§ Extrait du texte:
- - - - - - -

Cependant, en parallèle de ce marché de l’or public est demeuré un – ou plutôt des – marchés de l’or privés. Sur ces marchés libres, le cours du métal jaune a continué de fluctuer au gré des opérations d’open market. Après-guerre, l’économie mondiale se retrouve donc avec un marché de l’or à deux niveaux d’échanges, ce qui implique un écart entre le cours officiel de l’once (35 $) et son prix libre sur les marchés privés. Et la fameuse « fenêtre sur l’or » (gold window), c’est justement ce spread entre les deux types de marchés.

Pour que le système de Bretton Woods fonctionne, il fallait que le cours de l’or sur le marché libre reste à un niveau proche de son cours officiel. Or, plus la « fenêtre sur l’or » s’élargissait, plus les partenaires des Etats-Unis avaient intérêt à acheter du métal au cours officiel pour le revendre sur les marchés libres à un cours plus élevé, déstabilisant ainsi les réserves d’or étatiques, donc le système monétaire international.

- - - - - - -

§ Consigne: Poursuivez, s'il vous plaît, l'extrait sur le marché de l'or à partir de sa dernière phrase.

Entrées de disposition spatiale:
- - - - - - -

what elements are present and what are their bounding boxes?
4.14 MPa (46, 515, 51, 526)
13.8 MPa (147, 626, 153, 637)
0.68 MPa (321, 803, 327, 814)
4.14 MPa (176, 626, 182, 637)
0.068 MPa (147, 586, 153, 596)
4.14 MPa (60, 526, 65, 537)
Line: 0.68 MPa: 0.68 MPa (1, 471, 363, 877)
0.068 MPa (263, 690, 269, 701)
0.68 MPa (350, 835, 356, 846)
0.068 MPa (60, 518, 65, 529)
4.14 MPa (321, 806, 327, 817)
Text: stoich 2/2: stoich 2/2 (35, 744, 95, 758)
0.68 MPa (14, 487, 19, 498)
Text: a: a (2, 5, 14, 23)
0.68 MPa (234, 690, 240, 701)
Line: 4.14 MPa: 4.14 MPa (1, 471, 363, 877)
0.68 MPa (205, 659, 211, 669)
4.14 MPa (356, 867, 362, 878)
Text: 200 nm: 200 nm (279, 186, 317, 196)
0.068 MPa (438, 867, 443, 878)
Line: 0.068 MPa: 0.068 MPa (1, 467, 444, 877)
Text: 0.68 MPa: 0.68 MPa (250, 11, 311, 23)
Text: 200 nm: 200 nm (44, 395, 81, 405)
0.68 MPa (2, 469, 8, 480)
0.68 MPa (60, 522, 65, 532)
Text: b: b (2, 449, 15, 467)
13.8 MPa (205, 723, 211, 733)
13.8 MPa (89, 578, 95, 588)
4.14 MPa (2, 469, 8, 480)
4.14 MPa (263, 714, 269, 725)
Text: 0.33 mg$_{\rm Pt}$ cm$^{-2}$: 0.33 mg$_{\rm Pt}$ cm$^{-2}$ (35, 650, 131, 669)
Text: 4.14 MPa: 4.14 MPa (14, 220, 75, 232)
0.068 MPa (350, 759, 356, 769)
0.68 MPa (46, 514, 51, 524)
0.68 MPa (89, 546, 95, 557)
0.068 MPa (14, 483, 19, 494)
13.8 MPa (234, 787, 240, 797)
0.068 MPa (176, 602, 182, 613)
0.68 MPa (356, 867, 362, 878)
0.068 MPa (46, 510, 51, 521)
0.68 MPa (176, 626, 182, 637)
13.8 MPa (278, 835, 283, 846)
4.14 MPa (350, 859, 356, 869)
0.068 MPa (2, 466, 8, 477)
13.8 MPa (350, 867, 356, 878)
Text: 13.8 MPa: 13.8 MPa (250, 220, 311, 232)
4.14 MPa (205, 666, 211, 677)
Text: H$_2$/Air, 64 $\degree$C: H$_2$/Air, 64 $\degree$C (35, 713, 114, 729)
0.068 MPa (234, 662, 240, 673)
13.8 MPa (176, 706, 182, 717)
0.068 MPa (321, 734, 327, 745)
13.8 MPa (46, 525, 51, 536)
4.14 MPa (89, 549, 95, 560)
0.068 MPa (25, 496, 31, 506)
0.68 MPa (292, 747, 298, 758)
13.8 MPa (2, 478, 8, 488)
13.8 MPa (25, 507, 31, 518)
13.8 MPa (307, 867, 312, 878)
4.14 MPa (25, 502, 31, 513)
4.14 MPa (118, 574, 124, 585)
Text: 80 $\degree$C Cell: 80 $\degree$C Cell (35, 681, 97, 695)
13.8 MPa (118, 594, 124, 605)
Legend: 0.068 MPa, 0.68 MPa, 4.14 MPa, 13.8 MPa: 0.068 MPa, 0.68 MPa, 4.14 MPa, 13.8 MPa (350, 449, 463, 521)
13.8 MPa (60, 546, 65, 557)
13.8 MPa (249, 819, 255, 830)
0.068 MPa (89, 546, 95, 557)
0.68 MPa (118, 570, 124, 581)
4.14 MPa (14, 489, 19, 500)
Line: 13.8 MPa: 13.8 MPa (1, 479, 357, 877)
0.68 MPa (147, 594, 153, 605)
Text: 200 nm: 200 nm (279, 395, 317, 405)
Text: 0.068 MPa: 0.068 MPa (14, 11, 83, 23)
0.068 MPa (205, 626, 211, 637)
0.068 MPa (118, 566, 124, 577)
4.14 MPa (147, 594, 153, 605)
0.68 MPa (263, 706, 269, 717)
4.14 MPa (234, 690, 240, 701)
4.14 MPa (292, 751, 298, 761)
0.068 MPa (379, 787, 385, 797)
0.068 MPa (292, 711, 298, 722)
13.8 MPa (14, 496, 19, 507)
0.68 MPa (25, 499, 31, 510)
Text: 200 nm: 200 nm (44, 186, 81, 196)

- - - - - - -

§ Réponse:
De la « fenêtre sur l’or » au contrôle des prix par le Pool de l’or (London Gold Pool)

C’est ainsi que le 1er novembre 1961, les banques centrales des Etats-Unis et de 7 Etats européens se sont regroupées dans un système permettant de réguler le cours de l’or en défendant un prix cible de 35 $ l’once au travers d’opérations concertées d’achat/vente d’or sur les marchés mondiaux. L’objectif de ce cartel public était de diminuer la pression sur les réserves d’or américaines, afin de garantir la convertibilité du dollar en or, fondement même du système de Bretton Woods. En pratique, « Le pool devenait acheteur actif d’or lorsque le cours de Londres tombait en-dessous de 35,08 $ l’once, et vendeur lorsque ce dernier passait au-dessus de 35,20 $ l’once », comme l’indique le site Sunshine Profits.

Prix de l’or (échelle de droite) et interventions du Pool de l’or (échelle de gauche) en millions de $ (1961-1968)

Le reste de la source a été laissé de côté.